▶ YOUR OBJECTIVE:
In the listing below, pick out lines with "Record".

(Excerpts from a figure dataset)
- - - - - - -

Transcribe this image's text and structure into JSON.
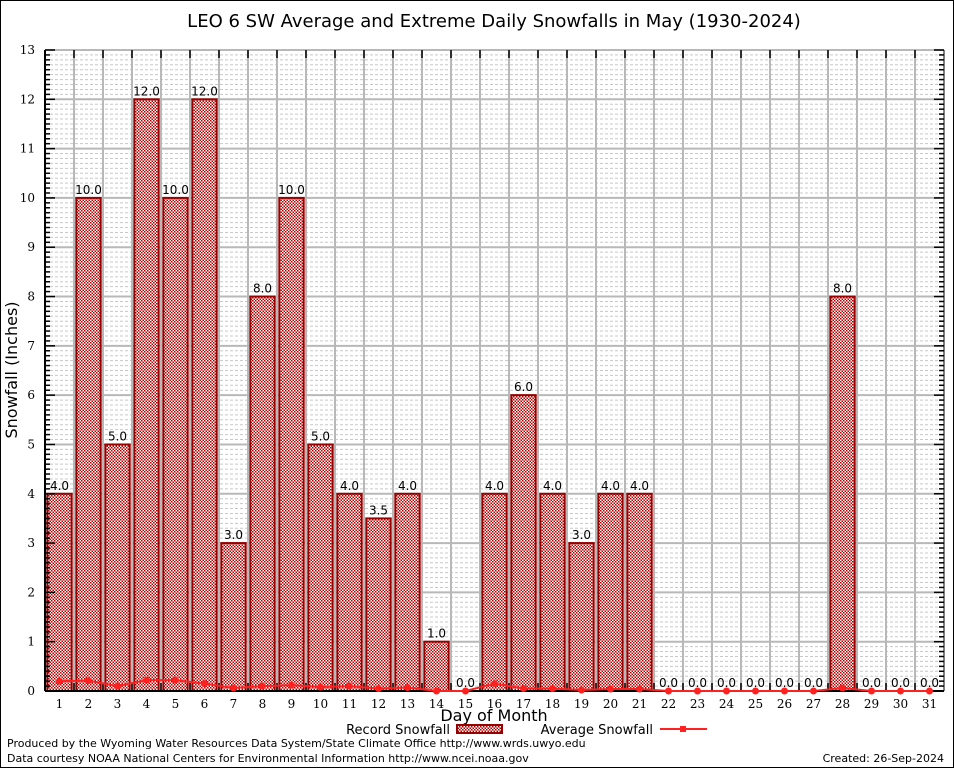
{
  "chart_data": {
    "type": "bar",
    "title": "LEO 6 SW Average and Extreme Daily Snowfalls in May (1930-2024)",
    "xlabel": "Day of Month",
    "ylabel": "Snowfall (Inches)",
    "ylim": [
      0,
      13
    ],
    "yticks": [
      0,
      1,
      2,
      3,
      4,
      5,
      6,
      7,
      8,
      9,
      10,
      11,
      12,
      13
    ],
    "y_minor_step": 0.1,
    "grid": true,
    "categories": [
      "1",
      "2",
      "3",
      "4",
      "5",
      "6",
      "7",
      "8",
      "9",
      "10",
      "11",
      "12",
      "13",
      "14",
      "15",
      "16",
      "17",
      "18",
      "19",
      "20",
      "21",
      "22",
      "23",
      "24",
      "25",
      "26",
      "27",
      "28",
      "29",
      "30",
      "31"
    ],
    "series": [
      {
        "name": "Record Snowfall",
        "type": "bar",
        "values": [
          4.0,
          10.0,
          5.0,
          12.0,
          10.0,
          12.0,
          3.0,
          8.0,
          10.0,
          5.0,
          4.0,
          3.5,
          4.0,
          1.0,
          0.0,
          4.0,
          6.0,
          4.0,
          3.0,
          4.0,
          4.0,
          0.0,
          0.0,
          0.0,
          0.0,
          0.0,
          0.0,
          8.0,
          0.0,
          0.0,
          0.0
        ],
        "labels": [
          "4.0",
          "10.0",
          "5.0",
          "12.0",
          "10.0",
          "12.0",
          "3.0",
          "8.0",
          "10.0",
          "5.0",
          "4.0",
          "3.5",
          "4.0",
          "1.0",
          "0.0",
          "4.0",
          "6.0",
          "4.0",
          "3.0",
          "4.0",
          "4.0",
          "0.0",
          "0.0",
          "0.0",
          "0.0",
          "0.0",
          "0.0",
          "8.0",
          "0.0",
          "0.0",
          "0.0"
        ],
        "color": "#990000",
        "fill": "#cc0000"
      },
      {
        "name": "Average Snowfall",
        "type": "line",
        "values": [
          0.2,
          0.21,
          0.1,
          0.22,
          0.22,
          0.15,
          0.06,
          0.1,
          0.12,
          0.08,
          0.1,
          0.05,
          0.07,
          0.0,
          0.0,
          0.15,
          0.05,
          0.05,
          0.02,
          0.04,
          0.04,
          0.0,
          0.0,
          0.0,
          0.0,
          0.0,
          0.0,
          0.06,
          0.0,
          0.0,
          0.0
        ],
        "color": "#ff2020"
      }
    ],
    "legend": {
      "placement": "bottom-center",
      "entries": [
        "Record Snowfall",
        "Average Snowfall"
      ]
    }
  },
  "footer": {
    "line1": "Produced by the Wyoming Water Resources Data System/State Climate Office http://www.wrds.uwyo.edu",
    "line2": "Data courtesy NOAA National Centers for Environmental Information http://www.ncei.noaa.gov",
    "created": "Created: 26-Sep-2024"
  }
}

- - - - - - -

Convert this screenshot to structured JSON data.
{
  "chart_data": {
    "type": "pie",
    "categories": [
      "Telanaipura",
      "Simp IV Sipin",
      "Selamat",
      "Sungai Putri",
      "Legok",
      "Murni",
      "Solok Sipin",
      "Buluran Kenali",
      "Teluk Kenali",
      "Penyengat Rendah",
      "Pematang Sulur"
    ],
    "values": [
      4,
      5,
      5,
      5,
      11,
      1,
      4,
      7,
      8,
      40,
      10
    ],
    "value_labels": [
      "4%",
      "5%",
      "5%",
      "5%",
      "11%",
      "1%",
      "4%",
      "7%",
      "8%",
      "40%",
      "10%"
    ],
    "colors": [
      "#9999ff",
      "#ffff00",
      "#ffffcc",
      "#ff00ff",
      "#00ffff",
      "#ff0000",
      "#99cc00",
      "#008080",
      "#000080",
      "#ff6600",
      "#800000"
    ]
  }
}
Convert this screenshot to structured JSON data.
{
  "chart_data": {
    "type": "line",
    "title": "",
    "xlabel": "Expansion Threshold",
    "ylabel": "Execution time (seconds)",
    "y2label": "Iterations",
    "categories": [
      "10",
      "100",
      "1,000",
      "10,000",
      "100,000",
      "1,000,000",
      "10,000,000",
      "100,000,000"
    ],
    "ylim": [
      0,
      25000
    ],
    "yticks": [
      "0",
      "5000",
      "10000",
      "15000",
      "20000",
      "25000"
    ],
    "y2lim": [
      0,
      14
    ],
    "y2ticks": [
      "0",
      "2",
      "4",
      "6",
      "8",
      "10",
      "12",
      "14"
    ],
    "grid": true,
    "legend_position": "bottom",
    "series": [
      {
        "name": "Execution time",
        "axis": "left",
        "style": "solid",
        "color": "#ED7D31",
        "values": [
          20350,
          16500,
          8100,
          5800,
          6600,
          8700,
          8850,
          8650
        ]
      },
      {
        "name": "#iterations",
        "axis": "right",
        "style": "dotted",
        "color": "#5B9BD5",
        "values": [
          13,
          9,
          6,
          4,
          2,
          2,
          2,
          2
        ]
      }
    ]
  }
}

- - - - - - -

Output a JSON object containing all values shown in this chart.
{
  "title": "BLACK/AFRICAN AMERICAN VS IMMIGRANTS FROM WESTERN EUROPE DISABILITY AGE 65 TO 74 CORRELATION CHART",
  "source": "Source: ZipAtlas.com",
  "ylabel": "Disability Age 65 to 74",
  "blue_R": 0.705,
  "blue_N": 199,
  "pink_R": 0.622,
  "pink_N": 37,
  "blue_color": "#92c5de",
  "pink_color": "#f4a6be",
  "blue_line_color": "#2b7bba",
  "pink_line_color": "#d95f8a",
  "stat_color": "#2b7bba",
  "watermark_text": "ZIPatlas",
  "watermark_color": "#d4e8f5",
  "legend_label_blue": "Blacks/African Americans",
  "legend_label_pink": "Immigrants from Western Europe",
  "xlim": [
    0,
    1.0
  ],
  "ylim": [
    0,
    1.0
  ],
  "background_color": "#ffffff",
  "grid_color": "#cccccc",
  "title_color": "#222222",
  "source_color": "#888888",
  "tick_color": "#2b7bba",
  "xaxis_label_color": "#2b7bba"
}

- - - - - - -

▶ CORRECT OUTPUT:
        "name": "Record Snowfall",
        "Record Snowfall",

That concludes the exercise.